> Stated exercise
Give back the records below exactly, every one, with no pictures.
-- begin Record extracts --
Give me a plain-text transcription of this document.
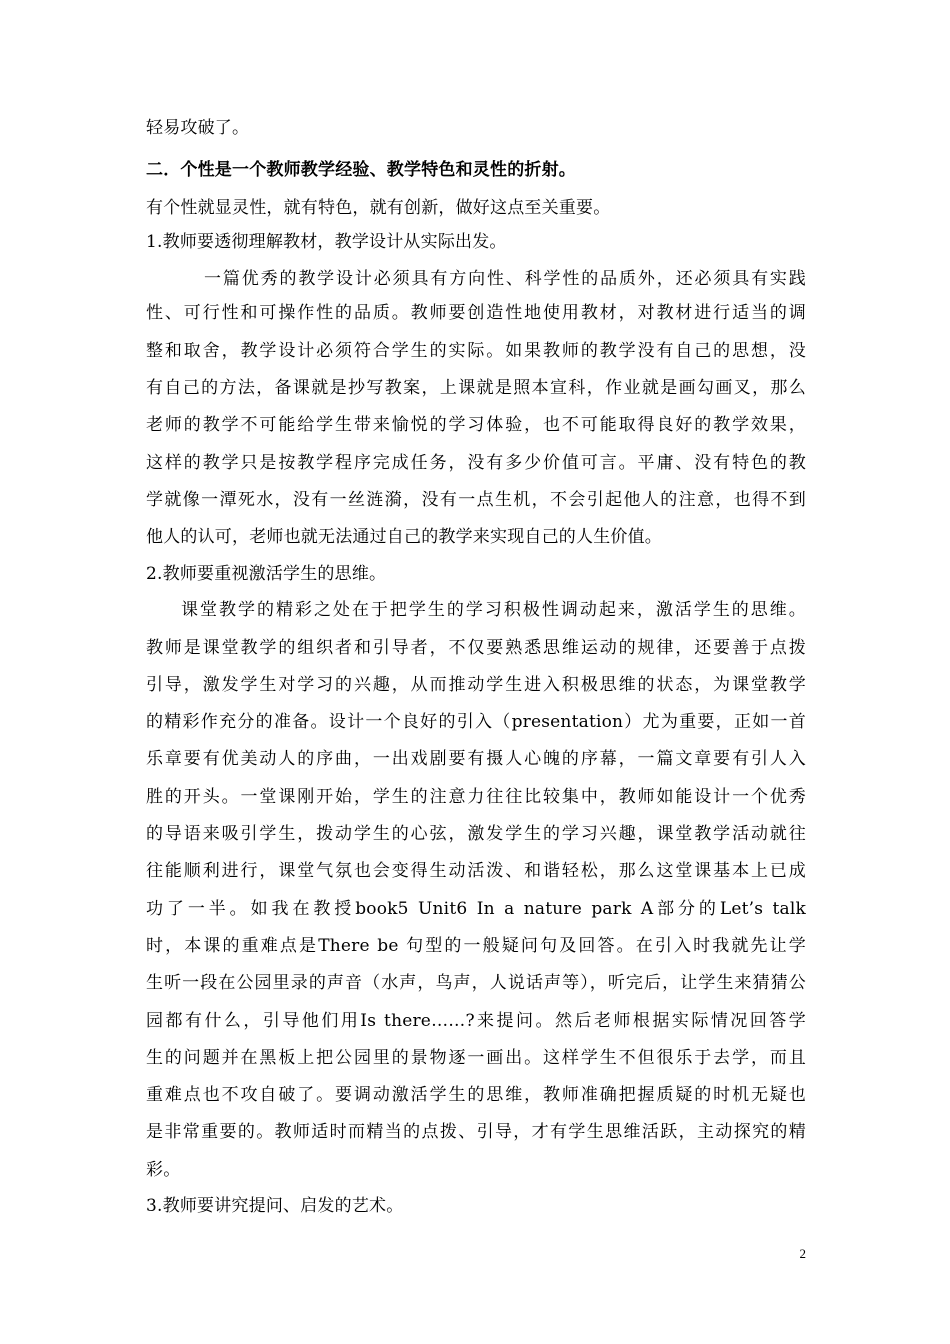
轻易攻破了。
二．个性是一个教师教学经验、教学特色和灵性的折射。
有个性就显灵性，就有特色，就有创新，做好这点至关重要。
1.教师要透彻理解教材，教学设计从实际出发。
一篇优秀的教学设计必须具有方向性、科学性的品质外，还必须具有实践
性、可行性和可操作性的品质。教师要创造性地使用教材，对教材进行适当的调
整和取舍，教学设计必须符合学生的实际。如果教师的教学没有自己的思想，没
有自己的方法，备课就是抄写教案，上课就是照本宣科，作业就是画勾画叉，那么
老师的教学不可能给学生带来愉悦的学习体验，也不可能取得良好的教学效果，
这样的教学只是按教学程序完成任务，没有多少价值可言。平庸、没有特色的教
学就像一潭死水，没有一丝涟漪，没有一点生机，不会引起他人的注意，也得不到
他人的认可，老师也就无法通过自己的教学来实现自己的人生价值。
2.教师要重视激活学生的思维。
课堂教学的精彩之处在于把学生的学习积极性调动起来，激活学生的思维。
教师是课堂教学的组织者和引导者，不仅要熟悉思维运动的规律，还要善于点拨
引导，激发学生对学习的兴趣，从而推动学生进入积极思维的状态，为课堂教学
的精彩作充分的准备。设计一个良好的引入（presentation）尤为重要，正如一首
乐章要有优美动人的序曲，一出戏剧要有摄人心魄的序幕，一篇文章要有引人入
胜的开头。一堂课刚开始，学生的注意力往往比较集中，教师如能设计一个优秀
的导语来吸引学生，拨动学生的心弦，激发学生的学习兴趣，课堂教学活动就往
往能顺利进行，课堂气氛也会变得生动活泼、和谐轻松，那么这堂课基本上已成
功了一半。如我在教授book5 Unit6 In a nature park A部分的Let’s talk
时，本课的重难点是There be 句型的一般疑问句及回答。在引入时我就先让学
生听一段在公园里录的声音（水声，鸟声，人说话声等），听完后，让学生来猜猜公
园都有什么，引导他们用Is there……?来提问。然后老师根据实际情况回答学
生的问题并在黑板上把公园里的景物逐一画出。这样学生不但很乐于去学，而且
重难点也不攻自破了。要调动激活学生的思维，教师准确把握质疑的时机无疑也
是非常重要的。教师适时而精当的点拨、引导，才有学生思维活跃，主动探究的精
彩。
3.教师要讲究提问、启发的艺术。
2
-- end Record extracts --
> Output of the exercise
Give me a plain-text transcription of this document.
轻易攻破了。
二．个性是一个教师教学经验、教学特色和灵性的折射。
有个性就显灵性，就有特色，就有创新，做好这点至关重要。
1.教师要透彻理解教材，教学设计从实际出发。
一篇优秀的教学设计必须具有方向性、科学性的品质外，还必须具有实践
性、可行性和可操作性的品质。教师要创造性地使用教材，对教材进行适当的调
整和取舍，教学设计必须符合学生的实际。如果教师的教学没有自己的思想，没
有自己的方法，备课就是抄写教案，上课就是照本宣科，作业就是画勾画叉，那么
老师的教学不可能给学生带来愉悦的学习体验，也不可能取得良好的教学效果，
这样的教学只是按教学程序完成任务，没有多少价值可言。平庸、没有特色的教
学就像一潭死水，没有一丝涟漪，没有一点生机，不会引起他人的注意，也得不到
他人的认可，老师也就无法通过自己的教学来实现自己的人生价值。
2.教师要重视激活学生的思维。
课堂教学的精彩之处在于把学生的学习积极性调动起来，激活学生的思维。
教师是课堂教学的组织者和引导者，不仅要熟悉思维运动的规律，还要善于点拨
引导，激发学生对学习的兴趣，从而推动学生进入积极思维的状态，为课堂教学
的精彩作充分的准备。设计一个良好的引入（presentation）尤为重要，正如一首
乐章要有优美动人的序曲，一出戏剧要有摄人心魄的序幕，一篇文章要有引人入
胜的开头。一堂课刚开始，学生的注意力往往比较集中，教师如能设计一个优秀
的导语来吸引学生，拨动学生的心弦，激发学生的学习兴趣，课堂教学活动就往
往能顺利进行，课堂气氛也会变得生动活泼、和谐轻松，那么这堂课基本上已成
功了一半。如我在教授book5 Unit6 In a nature park A部分的Let’s talk
时，本课的重难点是There be 句型的一般疑问句及回答。在引入时我就先让学
生听一段在公园里录的声音（水声，鸟声，人说话声等），听完后，让学生来猜猜公
园都有什么，引导他们用Is there……?来提问。然后老师根据实际情况回答学
生的问题并在黑板上把公园里的景物逐一画出。这样学生不但很乐于去学，而且
重难点也不攻自破了。要调动激活学生的思维，教师准确把握质疑的时机无疑也
是非常重要的。教师适时而精当的点拨、引导，才有学生思维活跃，主动探究的精
彩。
3.教师要讲究提问、启发的艺术。
2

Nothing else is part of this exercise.